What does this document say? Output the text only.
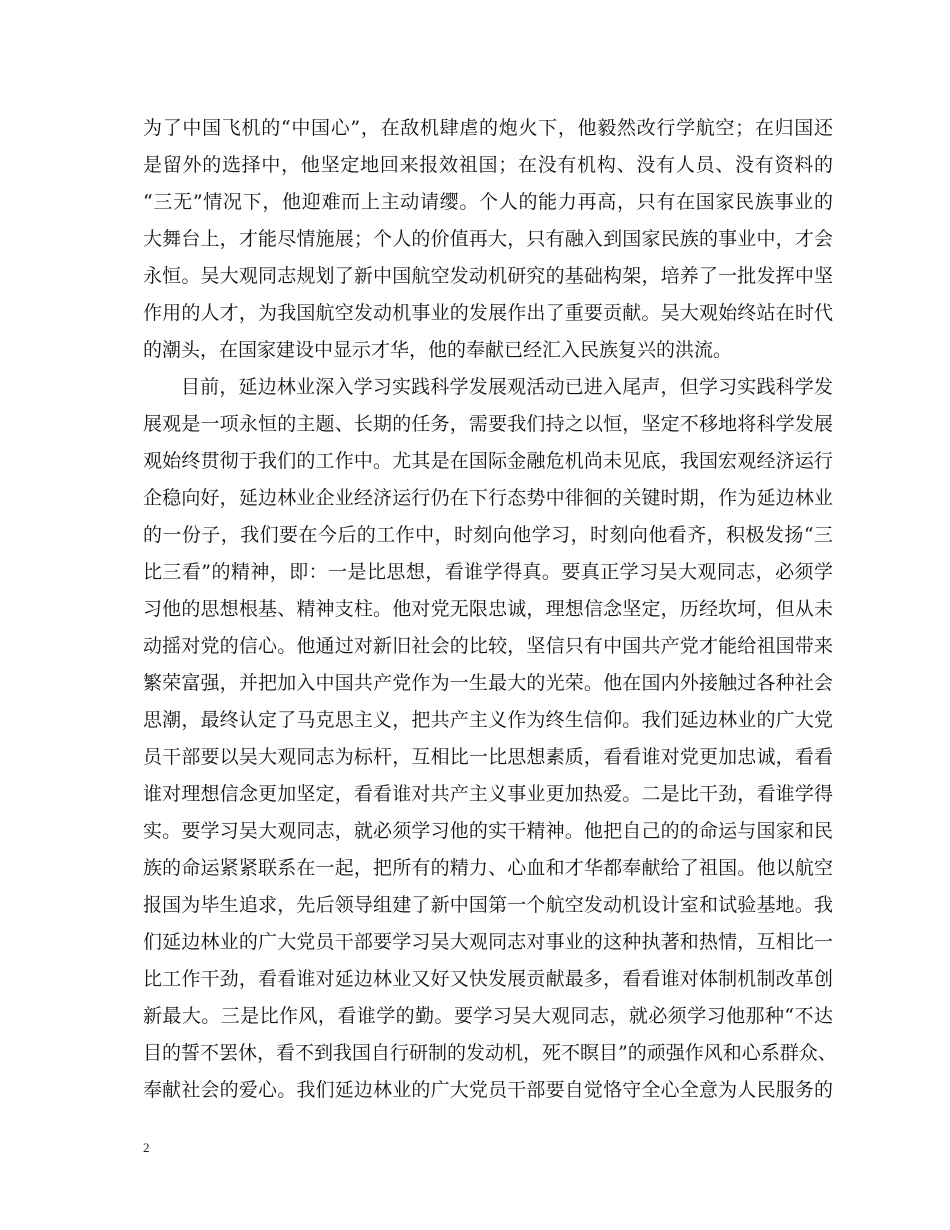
为了中国飞机的“中国心”，在敌机肆虐的炮火下，他毅然改行学航空；在归国还
是留外的选择中，他坚定地回来报效祖国；在没有机构、没有人员、没有资料的
“三无”情况下，他迎难而上主动请缨。个人的能力再高，只有在国家民族事业的
大舞台上，才能尽情施展；个人的价值再大，只有融入到国家民族的事业中，才会
永恒。吴大观同志规划了新中国航空发动机研究的基础构架，培养了一批发挥中坚
作用的人才，为我国航空发动机事业的发展作出了重要贡献。吴大观始终站在时代
的潮头，在国家建设中显示才华，他的奉献已经汇入民族复兴的洪流。
目前，延边林业深入学习实践科学发展观活动已进入尾声，但学习实践科学发
展观是一项永恒的主题、长期的任务，需要我们持之以恒，坚定不移地将科学发展
观始终贯彻于我们的工作中。尤其是在国际金融危机尚未见底，我国宏观经济运行
企稳向好，延边林业企业经济运行仍在下行态势中徘徊的关键时期，作为延边林业
的一份子，我们要在今后的工作中，时刻向他学习，时刻向他看齐，积极发扬“三
比三看”的精神，即：一是比思想，看谁学得真。要真正学习吴大观同志，必须学
习他的思想根基、精神支柱。他对党无限忠诚，理想信念坚定，历经坎坷，但从未
动摇对党的信心。他通过对新旧社会的比较，坚信只有中国共产党才能给祖国带来
繁荣富强，并把加入中国共产党作为一生最大的光荣。他在国内外接触过各种社会
思潮，最终认定了马克思主义，把共产主义作为终生信仰。我们延边林业的广大党
员干部要以吴大观同志为标杆，互相比一比思想素质，看看谁对党更加忠诚，看看
谁对理想信念更加坚定，看看谁对共产主义事业更加热爱。二是比干劲，看谁学得
实。要学习吴大观同志，就必须学习他的实干精神。他把自己的的命运与国家和民
族的命运紧紧联系在一起，把所有的精力、心血和才华都奉献给了祖国。他以航空
报国为毕生追求，先后领导组建了新中国第一个航空发动机设计室和试验基地。我
们延边林业的广大党员干部要学习吴大观同志对事业的这种执著和热情，互相比一
比工作干劲，看看谁对延边林业又好又快发展贡献最多，看看谁对体制机制改革创
新最大。三是比作风，看谁学的勤。要学习吴大观同志，就必须学习他那种“不达
目的誓不罢休，看不到我国自行研制的发动机，死不瞑目”的顽强作风和心系群众、
奉献社会的爱心。我们延边林业的广大党员干部要自觉恪守全心全意为人民服务的
2
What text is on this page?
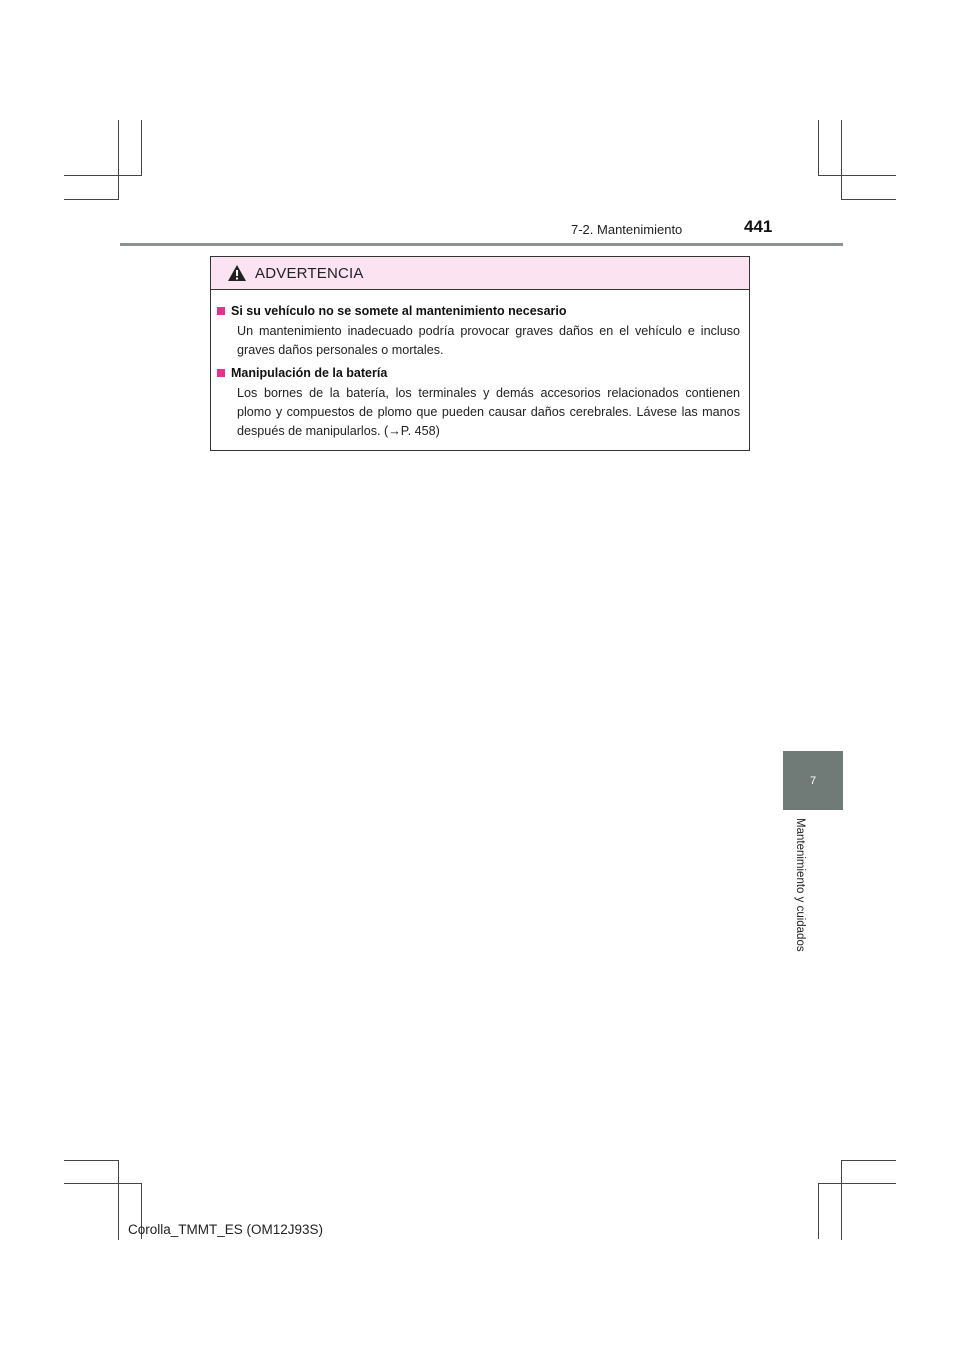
7-2. Mantenimiento	441
ADVERTENCIA
Si su vehículo no se somete al mantenimiento necesario
Un mantenimiento inadecuado podría provocar graves daños en el vehículo e incluso graves daños personales o mortales.
Manipulación de la batería
Los bornes de la batería, los terminales y demás accesorios relacionados contienen plomo y compuestos de plomo que pueden causar daños cerebrales. Lávese las manos después de manipularlos. (→P. 458)
7
Mantenimiento y cuidados
Corolla_TMMT_ES (OM12J93S)
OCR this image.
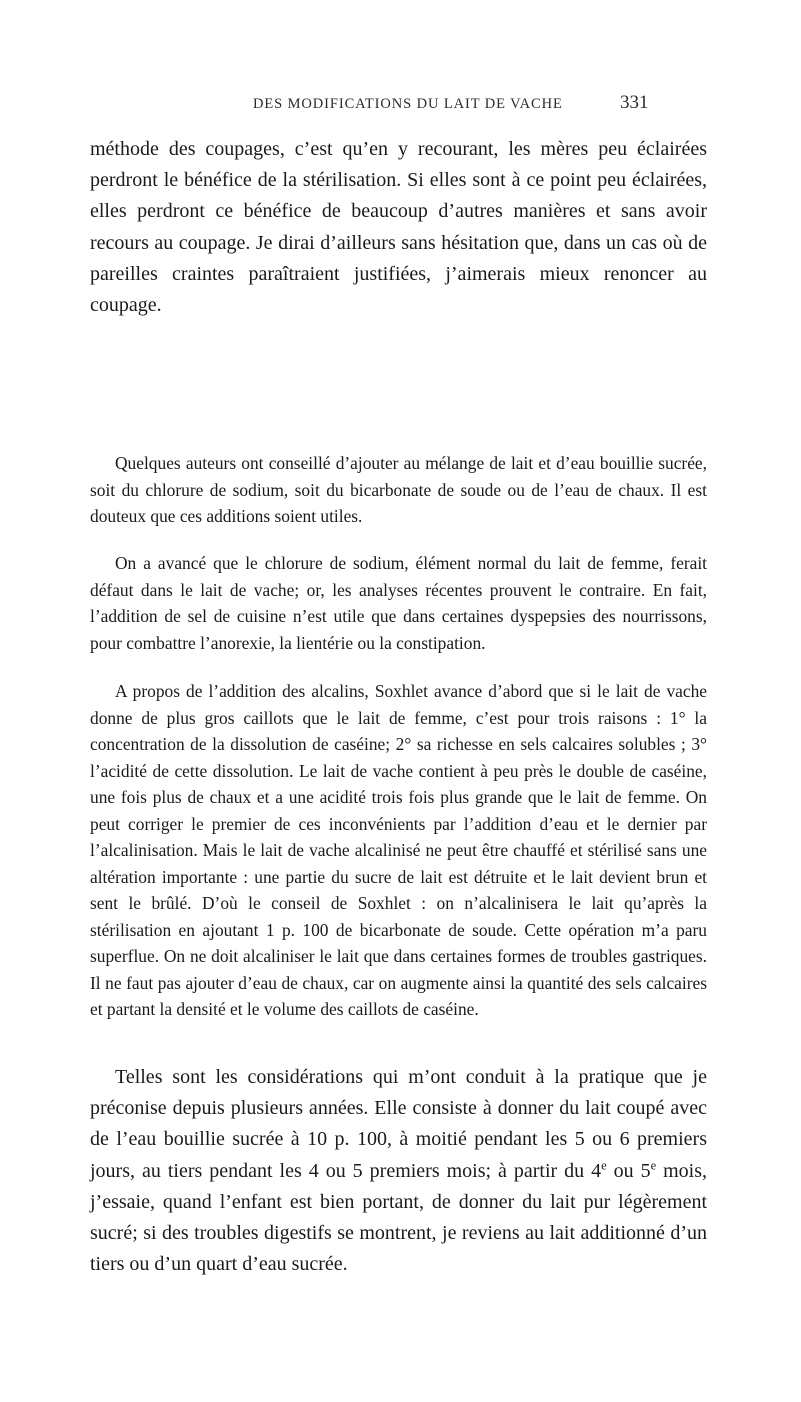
DES MODIFICATIONS DU LAIT DE VACHE	331

méthode des coupages, c’est qu’en y recourant, les mères peu éclairées perdront le bénéfice de la stérilisation. Si elles sont à ce point peu éclairées, elles perdront ce bénéfice de beaucoup d’autres manières et sans avoir recours au coupage. Je dirai d’ailleurs sans hésitation que, dans un cas où de pareilles craintes paraîtraient justifiées, j’aimerais mieux renoncer au coupage.

Quelques auteurs ont conseillé d’ajouter au mélange de lait et d’eau bouillie sucrée, soit du chlorure de sodium, soit du bicarbonate de soude ou de l’eau de chaux. Il est douteux que ces additions soient utiles.

On a avancé que le chlorure de sodium, élément normal du lait de femme, ferait défaut dans le lait de vache; or, les analyses récentes prouvent le contraire. En fait, l’addition de sel de cuisine n’est utile que dans certaines dyspepsies des nourrissons, pour combattre l’anorexie, la lientérie ou la constipation.

A propos de l’addition des alcalins, Soxhlet avance d’abord que si le lait de vache donne de plus gros caillots que le lait de femme, c’est pour trois raisons : 1° la concentration de la dissolution de caséine; 2° sa richesse en sels calcaires solubles ; 3° l’acidité de cette dissolution. Le lait de vache contient à peu près le double de caséine, une fois plus de chaux et a une acidité trois fois plus grande que le lait de femme. On peut corriger le premier de ces inconvénients par l’addition d’eau et le dernier par l’alcalinisation. Mais le lait de vache alcalinisé ne peut être chauffé et stérilisé sans une altération importante : une partie du sucre de lait est détruite et le lait devient brun et sent le brûlé. D’où le conseil de Soxhlet : on n’alcalinisera le lait qu’après la stérilisation en ajoutant 1 p. 100 de bicarbonate de soude. Cette opération m’a paru superflue. On ne doit alcaliniser le lait que dans certaines formes de troubles gastriques. Il ne faut pas ajouter d’eau de chaux, car on augmente ainsi la quantité des sels calcaires et partant la densité et le volume des caillots de caséine.

Telles sont les considérations qui m’ont conduit à la pratique que je préconise depuis plusieurs années. Elle consiste à donner du lait coupé avec de l’eau bouillie sucrée à 10 p. 100, à moitié pendant les 5 ou 6 premiers jours, au tiers pendant les 4 ou 5 premiers mois; à partir du 4e ou 5e mois, j’essaie, quand l’enfant est bien portant, de donner du lait pur légèrement sucré; si des troubles digestifs se montrent, je reviens au lait additionné d’un tiers ou d’un quart d’eau sucrée.
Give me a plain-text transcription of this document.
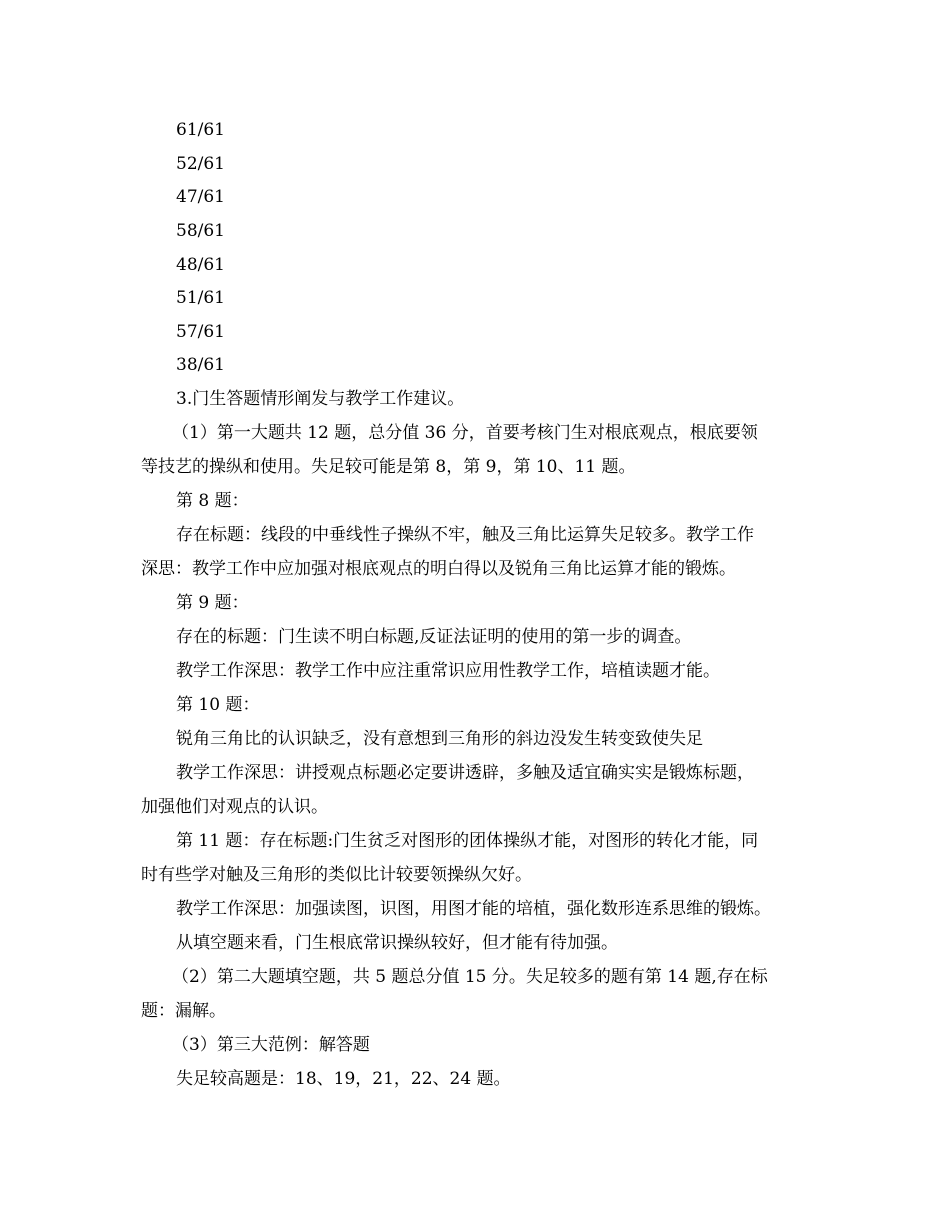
61/61
52/61
47/61
58/61
48/61
51/61
57/61
38/61
3.门生答题情形阐发与教学工作建议。
（1）第一大题共 12 题，总分值 36 分，首要考核门生对根底观点，根底要领
等技艺的操纵和使用。失足较可能是第 8，第 9，第 10、11 题。
第 8 题：
存在标题：线段的中垂线性子操纵不牢，触及三角比运算失足较多。教学工作
深思：教学工作中应加强对根底观点的明白得以及锐角三角比运算才能的锻炼。
第 9 题：
存在的标题：门生读不明白标题,反证法证明的使用的第一步的调查。
教学工作深思：教学工作中应注重常识应用性教学工作，培植读题才能。
第 10 题：
锐角三角比的认识缺乏，没有意想到三角形的斜边没发生转变致使失足
教学工作深思：讲授观点标题必定要讲透辟，多触及适宜确实实是锻炼标题，
加强他们对观点的认识。
第 11 题：存在标题:门生贫乏对图形的团体操纵才能，对图形的转化才能，同
时有些学对触及三角形的类似比计较要领操纵欠好。
教学工作深思：加强读图，识图，用图才能的培植，强化数形连系思维的锻炼。
从填空题来看，门生根底常识操纵较好，但才能有待加强。
（2）第二大题填空题，共 5 题总分值 15 分。失足较多的题有第 14 题,存在标
题：漏解。
（3）第三大范例：解答题
失足较高题是：18、19，21，22、24 题。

——————————

From the data above, copy each line that has the string "text".

What does this document say? Output the text only.
What text is on this page?
Give me a plain-text transcription of this document.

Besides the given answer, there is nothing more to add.